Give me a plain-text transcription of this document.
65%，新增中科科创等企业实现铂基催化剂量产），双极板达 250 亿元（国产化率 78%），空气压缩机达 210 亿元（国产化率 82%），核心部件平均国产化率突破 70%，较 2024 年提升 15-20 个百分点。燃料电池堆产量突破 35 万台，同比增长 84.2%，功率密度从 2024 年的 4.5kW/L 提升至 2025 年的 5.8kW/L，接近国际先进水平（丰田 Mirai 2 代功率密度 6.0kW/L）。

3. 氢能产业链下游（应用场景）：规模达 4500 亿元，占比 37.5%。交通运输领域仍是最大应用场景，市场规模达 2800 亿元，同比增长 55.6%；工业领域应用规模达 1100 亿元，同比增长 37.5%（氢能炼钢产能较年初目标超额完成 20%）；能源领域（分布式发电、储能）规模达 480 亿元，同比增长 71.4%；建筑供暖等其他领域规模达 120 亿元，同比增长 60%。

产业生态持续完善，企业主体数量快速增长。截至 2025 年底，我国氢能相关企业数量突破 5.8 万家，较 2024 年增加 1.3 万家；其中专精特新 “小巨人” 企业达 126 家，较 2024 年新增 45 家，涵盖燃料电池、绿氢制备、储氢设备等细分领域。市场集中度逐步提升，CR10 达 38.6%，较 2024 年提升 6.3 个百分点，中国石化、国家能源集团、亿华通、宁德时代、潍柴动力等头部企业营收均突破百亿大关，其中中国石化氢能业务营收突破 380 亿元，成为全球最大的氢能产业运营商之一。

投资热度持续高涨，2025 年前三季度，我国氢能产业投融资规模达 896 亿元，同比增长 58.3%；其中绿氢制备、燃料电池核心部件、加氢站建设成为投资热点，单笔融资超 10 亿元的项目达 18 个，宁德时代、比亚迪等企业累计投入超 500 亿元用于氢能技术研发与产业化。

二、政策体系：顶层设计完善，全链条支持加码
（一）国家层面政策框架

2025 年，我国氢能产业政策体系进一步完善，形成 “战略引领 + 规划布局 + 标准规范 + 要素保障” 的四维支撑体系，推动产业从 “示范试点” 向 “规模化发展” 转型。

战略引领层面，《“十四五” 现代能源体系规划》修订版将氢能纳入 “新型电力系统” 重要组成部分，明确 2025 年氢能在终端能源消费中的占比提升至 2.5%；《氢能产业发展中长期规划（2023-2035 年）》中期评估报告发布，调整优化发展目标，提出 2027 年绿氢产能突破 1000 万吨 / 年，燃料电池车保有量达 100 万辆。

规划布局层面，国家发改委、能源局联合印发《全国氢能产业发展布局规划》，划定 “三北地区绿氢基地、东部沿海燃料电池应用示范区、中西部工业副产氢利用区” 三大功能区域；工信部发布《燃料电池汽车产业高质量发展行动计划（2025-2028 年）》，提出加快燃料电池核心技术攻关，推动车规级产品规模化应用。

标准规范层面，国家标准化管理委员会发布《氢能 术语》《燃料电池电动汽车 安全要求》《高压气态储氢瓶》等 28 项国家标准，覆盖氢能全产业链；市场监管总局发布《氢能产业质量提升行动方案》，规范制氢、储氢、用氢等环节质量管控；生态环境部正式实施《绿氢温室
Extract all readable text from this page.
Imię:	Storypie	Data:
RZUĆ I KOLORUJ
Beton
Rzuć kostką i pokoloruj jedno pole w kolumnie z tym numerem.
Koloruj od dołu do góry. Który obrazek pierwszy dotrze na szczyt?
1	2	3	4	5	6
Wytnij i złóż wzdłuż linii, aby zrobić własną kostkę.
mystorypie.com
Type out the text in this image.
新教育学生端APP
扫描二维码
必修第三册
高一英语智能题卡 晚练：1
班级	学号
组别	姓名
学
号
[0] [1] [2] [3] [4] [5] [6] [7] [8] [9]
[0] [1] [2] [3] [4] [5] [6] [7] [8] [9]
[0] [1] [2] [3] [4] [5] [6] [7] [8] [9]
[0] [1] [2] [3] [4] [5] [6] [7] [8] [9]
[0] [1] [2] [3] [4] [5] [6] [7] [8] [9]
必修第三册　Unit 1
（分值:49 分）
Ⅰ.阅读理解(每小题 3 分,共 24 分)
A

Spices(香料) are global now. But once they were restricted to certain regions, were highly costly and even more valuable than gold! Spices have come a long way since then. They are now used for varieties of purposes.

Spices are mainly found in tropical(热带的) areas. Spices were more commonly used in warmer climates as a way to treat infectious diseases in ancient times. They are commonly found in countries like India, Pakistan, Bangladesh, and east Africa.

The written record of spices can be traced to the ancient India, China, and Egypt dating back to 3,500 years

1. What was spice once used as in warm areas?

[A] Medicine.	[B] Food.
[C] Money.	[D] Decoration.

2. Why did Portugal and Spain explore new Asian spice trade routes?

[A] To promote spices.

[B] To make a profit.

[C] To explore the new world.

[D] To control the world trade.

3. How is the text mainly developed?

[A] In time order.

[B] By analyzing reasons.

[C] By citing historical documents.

···

▶ [WRITTEN INSTRUCTION] Identify each line in the records above that contains the word "个百分点", and copy it out in full.

▶ [FINISHED EXERCISE]
65%，新增中科科创等企业实现铂基催化剂量产），双极板达 250 亿元（国产化率 78%），空气压缩机达 210 亿元（国产化率 82%），核心部件平均国产化率突破 70%，较 2024 年提升 15-20 个百分点。燃料电池堆产量突破 35 万台，同比增长 84.2%，功率密度从 2024 年的 4.5kW/L 提升至 2025 年的 5.8kW/L，接近国际先进水平（丰田 Mirai 2 代功率密度 6.0kW/L）。
产业生态持续完善，企业主体数量快速增长。截至 2025 年底，我国氢能相关企业数量突破 5.8 万家，较 2024 年增加 1.3 万家；其中专精特新 “小巨人” 企业达 126 家，较 2024 年新增 45 家，涵盖燃料电池、绿氢制备、储氢设备等细分领域。市场集中度逐步提升，CR10 达 38.6%，较 2024 年提升 6.3 个百分点，中国石化、国家能源集团、亿华通、宁德时代、潍柴动力等头部企业营收均突破百亿大关，其中中国石化氢能业务营收突破 380 亿元，成为全球最大的氢能产业运营商之一。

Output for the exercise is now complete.